**Text excerpt**
-=-=-

Revolver: Queensland music news
THE creative brains behind the Grates, Patience Hodgson and John Patterson, are so nostalgic for school camps they’ve organised their own. And everyone’s invited.
WHEN it comes to the local music scene, no one knows the ins and outs better than our columnist Sally Browne. Check out what’s on her radar this week.
GOOD TIMES
It’s the chance to relive all of your great school camp memories, or if they weren’t so great, generate some new ones.
The creative brains of the Grates, singer Patience Hodgson and her husband, guitarist John Patterson, who also run Southside Tea Room and neighbouring bar Death Valley at Morningside in Brisbane’s east, are about to stage their second annual Death Valley Fun Camp, and they’re inviting everyone along.
The vision is Patterson’s and the DVFC attempts to mirror the ultimate school camp experience, minus the bullies and the teachers. Out in the wilderness, or the Lake Moogerah School Camp Grounds, 96km southwest of Brisbane in the Scenic Rim, to be exact, they will be hosting events such as archery, kayaking, craft workshops, sauerkraut making, karaoke, fireside singalongs and more.
“It’s like viewing a school camp with heavy nostalgia and through rose-coloured glasses,” Patterson says.
Says Hodgson: “I have good memories of going on school camp when I was a kid. Like my friend was sitting there and we were all laughing and she sucked in a fly.”
Patterson’s memories are a little more varied.
“I had to mop the whole floor of the dining mess hall with a teacher berating me at how bad I was at it. I’m like, well, I don’t have to mop at home,” he says, laughing now.

-=-=-

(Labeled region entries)
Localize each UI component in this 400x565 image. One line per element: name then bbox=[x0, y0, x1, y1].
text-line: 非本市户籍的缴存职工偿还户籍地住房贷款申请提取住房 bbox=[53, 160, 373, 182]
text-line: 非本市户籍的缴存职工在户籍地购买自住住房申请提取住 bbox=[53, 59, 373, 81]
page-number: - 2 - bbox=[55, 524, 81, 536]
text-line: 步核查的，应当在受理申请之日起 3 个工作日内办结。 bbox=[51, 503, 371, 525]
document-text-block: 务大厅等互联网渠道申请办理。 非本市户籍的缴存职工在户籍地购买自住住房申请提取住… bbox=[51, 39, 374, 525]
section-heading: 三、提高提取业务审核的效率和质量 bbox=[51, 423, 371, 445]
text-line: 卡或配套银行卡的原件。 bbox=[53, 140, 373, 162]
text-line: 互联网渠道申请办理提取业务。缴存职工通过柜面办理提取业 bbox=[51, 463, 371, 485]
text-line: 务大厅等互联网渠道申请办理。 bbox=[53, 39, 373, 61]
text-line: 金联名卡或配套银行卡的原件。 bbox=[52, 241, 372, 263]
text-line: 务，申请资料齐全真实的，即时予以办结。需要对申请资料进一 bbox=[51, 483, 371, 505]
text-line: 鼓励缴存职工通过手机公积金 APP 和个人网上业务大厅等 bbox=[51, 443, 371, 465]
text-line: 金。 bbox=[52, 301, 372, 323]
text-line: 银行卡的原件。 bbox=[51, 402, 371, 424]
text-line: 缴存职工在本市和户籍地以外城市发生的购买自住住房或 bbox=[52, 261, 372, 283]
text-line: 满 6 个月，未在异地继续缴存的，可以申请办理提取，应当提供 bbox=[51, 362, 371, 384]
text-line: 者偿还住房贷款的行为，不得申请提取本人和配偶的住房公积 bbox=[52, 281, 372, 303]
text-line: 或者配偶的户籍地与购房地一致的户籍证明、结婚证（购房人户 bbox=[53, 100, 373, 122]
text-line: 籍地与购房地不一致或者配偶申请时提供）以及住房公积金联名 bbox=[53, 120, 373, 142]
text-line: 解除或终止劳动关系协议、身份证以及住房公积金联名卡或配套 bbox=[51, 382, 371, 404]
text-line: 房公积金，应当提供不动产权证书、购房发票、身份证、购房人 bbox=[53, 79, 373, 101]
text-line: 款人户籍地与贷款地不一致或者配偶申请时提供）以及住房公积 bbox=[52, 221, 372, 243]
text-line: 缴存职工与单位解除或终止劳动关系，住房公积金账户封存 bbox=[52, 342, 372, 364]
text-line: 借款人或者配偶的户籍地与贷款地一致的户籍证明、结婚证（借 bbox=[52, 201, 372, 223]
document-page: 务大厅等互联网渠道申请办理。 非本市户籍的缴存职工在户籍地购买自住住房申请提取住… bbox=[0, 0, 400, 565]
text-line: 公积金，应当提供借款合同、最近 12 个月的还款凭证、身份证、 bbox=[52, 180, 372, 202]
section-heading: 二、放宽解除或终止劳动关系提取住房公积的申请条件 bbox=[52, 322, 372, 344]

-=-=-

**Exercise task**
Output the passage from the Queensland music news column exactly, starting at "The creative brains of" and continuing up to and including "singalongs and more.".

**Output for this exercise**
The creative brains of the Grates, singer Patience Hodgson and her husband, guitarist John Patterson, who also run Southside Tea Room and neighbouring bar Death Valley at Morningside in Brisbane’s east, are about to stage their second annual Death Valley Fun Camp, and they’re inviting everyone along.
The vision is Patterson’s and the DVFC attempts to mirror the ultimate school camp experience, minus the bullies and the teachers. Out in the wilderness, or the Lake Moogerah School Camp Grounds, 96km southwest of Brisbane in the Scenic Rim, to be exact, they will be hosting events such as archery, kayaking, craft workshops, sauerkraut making, karaoke, fireside singalongs and more.